# SOURCE RECORDS:
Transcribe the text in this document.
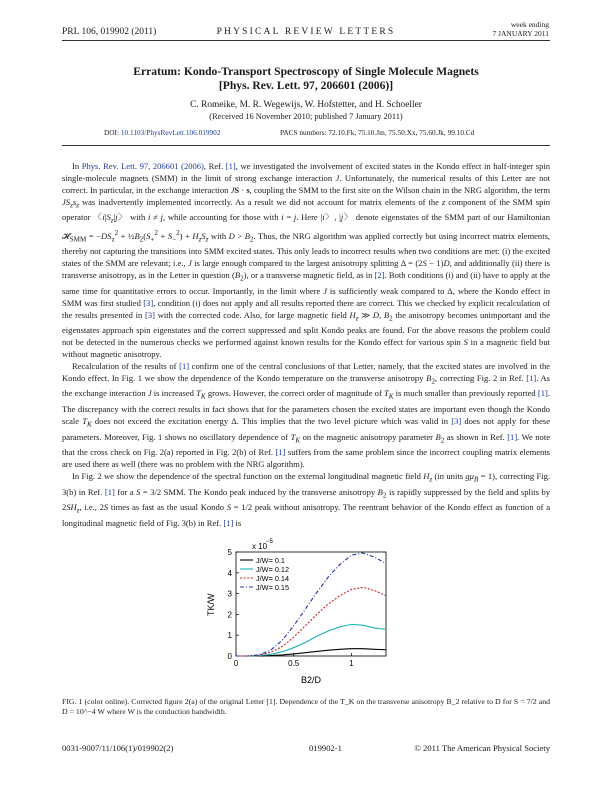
PRL 106, 019902 (2011)	PHYSICAL REVIEW LETTERS
week ending
7 JANUARY 2011
Erratum: Kondo-Transport Spectroscopy of Single Molecule Magnets
[Phys. Rev. Lett. 97, 206601 (2006)]
C. Romeike, M. R. Wegewijs, W. Hofstetter, and H. Schoeller
(Received 16 November 2010; published 7 January 2011)
DOI: 10.1103/PhysRevLett.106.019902	PACS numbers: 72.10.Fk, 75.10.Jm, 75.50.Xx, 75.60.Jk, 99.10.Cd

In Phys. Rev. Lett. 97, 206601 (2006), Ref. [1], we investigated the involvement of excited states in the Kondo effect in half-integer spin single-molecule magnets (SMM) in the limit of strong exchange interaction J. Unfortunately, the numerical results of this Letter are not correct. In particular, in the exchange interaction JS · s, coupling the SMM to the first site on the Wilson chain in the NRG algorithm, the term $JS_zs_z$ was inadvertently implemented incorrectly. As a result we did not account for matrix elements of the z component of the SMM spin operator 〈$i|S_z|j$〉 with i ≠ j, while accounting for those with i = j. Here |i〉, |j〉 denote eigenstates of the SMM part of our Hamiltonian 𝓗$_{SMM}$ = $-DS_z^2$ + $\frac{1}{2}B_2(S_+^2 + S_-^2) + H_zS_z$ with $D > B_2$. Thus, the NRG algorithm was applied correctly but using incorrect matrix elements, thereby not capturing the transitions into SMM excited states. This only leads to incorrect results when two conditions are met: (i) the excited states of the SMM are relevant; i.e., J is large enough compared to the largest anisotropy splitting Δ = (2S − 1)D, and additionally (ii) there is transverse anisotropy, as in the Letter in question $(B_2)$, or a transverse magnetic field, as in [2]. Both conditions (i) and (ii) have to apply at the same time for quantitative errors to occur. Importantly, in the limit where J is sufficiently weak compared to Δ, where the Kondo effect in SMM was first studied [3], condition (i) does not apply and all results reported there are correct. This we checked by explicit recalculation of the results presented in [3] with the corrected code. Also, for large magnetic field $H_z$ ≫ D, $B_2$ the anisotropy becomes unimportant and the eigenstates approach spin eigenstates and the correct suppressed and split Kondo peaks are found. For the above reasons the problem could not be detected in the numerous checks we performed against known results for the Kondo effect for various spin S in a magnetic field but without magnetic anisotropy.

Recalculation of the results of [1] confirm one of the central conclusions of that Letter, namely, that the excited states are involved in the Kondo effect. In Fig. 1 we show the dependence of the Kondo temperature on the transverse anisotropy $B_2$, correcting Fig. 2 in Ref. [1]. As the exchange interaction J is increased $T_K$ grows. However, the correct order of magnitude of $T_K$ is much smaller than previously reported [1]. The discrepancy with the correct results in fact shows that for the parameters chosen the excited states are important even though the Kondo scale $T_K$ does not exceed the excitation energy Δ. This implies that the two level picture which was valid in [3] does not apply for these parameters. Moreover, Fig. 1 shows no oscillatory dependence of $T_K$ on the magnetic anisotropy parameter $B_2$ as shown in Ref. [1]. We note that the cross check on Fig. 2(a) reported in Fig. 2(b) of Ref. [1] suffers from the same problem since the incorrect coupling matrix elements are used there as well (there was no problem with the NRG algorithm).

In Fig. 2 we show the dependence of the spectral function on the external longitudinal magnetic field $H_z$ (in units $g\mu_B = 1$), correcting Fig. 3(b) in Ref. [1] for a S = 3/2 SMM. The Kondo peak induced by the transverse anisotropy $B_2$ is rapidly suppressed by the field and splits by $2SH_z$, i.e., 2S times as fast as the usual Kondo S = 1/2 peak without anisotropy. The reentrant behavior of the Kondo effect as function of a longitudinal magnetic field of Fig. 3(b) in Ref. [1] is

0	0.5	1
0
1
2
3
4
5
x 10
−5
TK/W
B2/D
J/W= 0.1
J/W= 0.12
J/W= 0.14
J/W= 0.15
FIG. 1 (color online). Corrected figure 2(a) of the original Letter [1]. Dependence of the T_K on the transverse anisotropy B_2 relative to D for S = 7/2 and D = 10^−4 W where W is the conduction bandwidth.
0031-9007/11/106(1)/019902(2)	019902-1	© 2011 The American Physical Society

# WORK TO DO:
Give back the whole listing as it stands, minus its pictures.

# EXPECTED OUTPUT:
Transcribe the text in this document.
PRL 106, 019902 (2011)	PHYSICAL REVIEW LETTERS
week ending
7 JANUARY 2011
Erratum: Kondo-Transport Spectroscopy of Single Molecule Magnets
[Phys. Rev. Lett. 97, 206601 (2006)]
C. Romeike, M. R. Wegewijs, W. Hofstetter, and H. Schoeller
(Received 16 November 2010; published 7 January 2011)
DOI: 10.1103/PhysRevLett.106.019902	PACS numbers: 72.10.Fk, 75.10.Jm, 75.50.Xx, 75.60.Jk, 99.10.Cd

In Phys. Rev. Lett. 97, 206601 (2006), Ref. [1], we investigated the involvement of excited states in the Kondo effect in half-integer spin single-molecule magnets (SMM) in the limit of strong exchange interaction J. Unfortunately, the numerical results of this Letter are not correct. In particular, in the exchange interaction JS · s, coupling the SMM to the first site on the Wilson chain in the NRG algorithm, the term $JS_zs_z$ was inadvertently implemented incorrectly. As a result we did not account for matrix elements of the z component of the SMM spin operator 〈$i|S_z|j$〉 with i ≠ j, while accounting for those with i = j. Here |i〉, |j〉 denote eigenstates of the SMM part of our Hamiltonian 𝓗$_{SMM}$ = $-DS_z^2$ + $\frac{1}{2}B_2(S_+^2 + S_-^2) + H_zS_z$ with $D > B_2$. Thus, the NRG algorithm was applied correctly but using incorrect matrix elements, thereby not capturing the transitions into SMM excited states. This only leads to incorrect results when two conditions are met: (i) the excited states of the SMM are relevant; i.e., J is large enough compared to the largest anisotropy splitting Δ = (2S − 1)D, and additionally (ii) there is transverse anisotropy, as in the Letter in question $(B_2)$, or a transverse magnetic field, as in [2]. Both conditions (i) and (ii) have to apply at the same time for quantitative errors to occur. Importantly, in the limit where J is sufficiently weak compared to Δ, where the Kondo effect in SMM was first studied [3], condition (i) does not apply and all results reported there are correct. This we checked by explicit recalculation of the results presented in [3] with the corrected code. Also, for large magnetic field $H_z$ ≫ D, $B_2$ the anisotropy becomes unimportant and the eigenstates approach spin eigenstates and the correct suppressed and split Kondo peaks are found. For the above reasons the problem could not be detected in the numerous checks we performed against known results for the Kondo effect for various spin S in a magnetic field but without magnetic anisotropy.

Recalculation of the results of [1] confirm one of the central conclusions of that Letter, namely, that the excited states are involved in the Kondo effect. In Fig. 1 we show the dependence of the Kondo temperature on the transverse anisotropy $B_2$, correcting Fig. 2 in Ref. [1]. As the exchange interaction J is increased $T_K$ grows. However, the correct order of magnitude of $T_K$ is much smaller than previously reported [1]. The discrepancy with the correct results in fact shows that for the parameters chosen the excited states are important even though the Kondo scale $T_K$ does not exceed the excitation energy Δ. This implies that the two level picture which was valid in [3] does not apply for these parameters. Moreover, Fig. 1 shows no oscillatory dependence of $T_K$ on the magnetic anisotropy parameter $B_2$ as shown in Ref. [1]. We note that the cross check on Fig. 2(a) reported in Fig. 2(b) of Ref. [1] suffers from the same problem since the incorrect coupling matrix elements are used there as well (there was no problem with the NRG algorithm).

In Fig. 2 we show the dependence of the spectral function on the external longitudinal magnetic field $H_z$ (in units $g\mu_B = 1$), correcting Fig. 3(b) in Ref. [1] for a S = 3/2 SMM. The Kondo peak induced by the transverse anisotropy $B_2$ is rapidly suppressed by the field and splits by $2SH_z$, i.e., 2S times as fast as the usual Kondo S = 1/2 peak without anisotropy. The reentrant behavior of the Kondo effect as function of a longitudinal magnetic field of Fig. 3(b) in Ref. [1] is

0	0.5	1
0
1
2
3
4
5
x 10
−5
TK/W
B2/D
J/W= 0.1
J/W= 0.12
J/W= 0.14
J/W= 0.15
FIG. 1 (color online). Corrected figure 2(a) of the original Letter [1]. Dependence of the T_K on the transverse anisotropy B_2 relative to D for S = 7/2 and D = 10^−4 W where W is the conduction bandwidth.
0031-9007/11/106(1)/019902(2)	019902-1	© 2011 The American Physical Society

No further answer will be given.